# [RECORDS SHOWN]
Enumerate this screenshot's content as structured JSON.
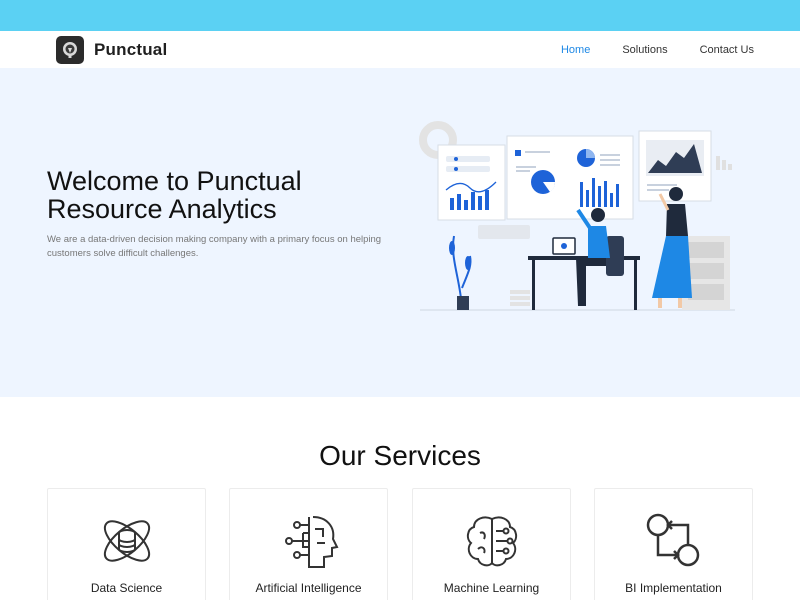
{
  "brand": {
    "name": "Punctual"
  },
  "nav": {
    "items": [
      "Home",
      "Solutions",
      "Contact Us"
    ],
    "active": "Home"
  },
  "hero": {
    "title": "Welcome to Punctual Resource Analytics",
    "subtitle": "We are a data-driven decision making company with a primary focus on helping customers solve difficult challenges."
  },
  "services": {
    "title": "Our Services",
    "items": [
      {
        "label": "Data Science",
        "icon": "data-science-icon"
      },
      {
        "label": "Artificial Intelligence",
        "icon": "ai-head-icon"
      },
      {
        "label": "Machine Learning",
        "icon": "brain-icon"
      },
      {
        "label": "BI Implementation",
        "icon": "workflow-icon"
      }
    ]
  },
  "colors": {
    "topbar": "#5bd1f3",
    "hero_bg": "#eef5ff",
    "accent": "#1e88e5"
  }
}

# [WHAT YOU ARE ASKED TO DO]
Quote everything in the listing above exactly; pictures are the only thing to omit.

# [EXERCISE RESPONSE]
Enumerate this screenshot's content as structured JSON.
{
  "brand": {
    "name": "Punctual"
  },
  "nav": {
    "items": [
      "Home",
      "Solutions",
      "Contact Us"
    ],
    "active": "Home"
  },
  "hero": {
    "title": "Welcome to Punctual Resource Analytics",
    "subtitle": "We are a data-driven decision making company with a primary focus on helping customers solve difficult challenges."
  },
  "services": {
    "title": "Our Services",
    "items": [
      {
        "label": "Data Science",
        "icon": "data-science-icon"
      },
      {
        "label": "Artificial Intelligence",
        "icon": "ai-head-icon"
      },
      {
        "label": "Machine Learning",
        "icon": "brain-icon"
      },
      {
        "label": "BI Implementation",
        "icon": "workflow-icon"
      }
    ]
  },
  "colors": {
    "topbar": "#5bd1f3",
    "hero_bg": "#eef5ff",
    "accent": "#1e88e5"
  }
}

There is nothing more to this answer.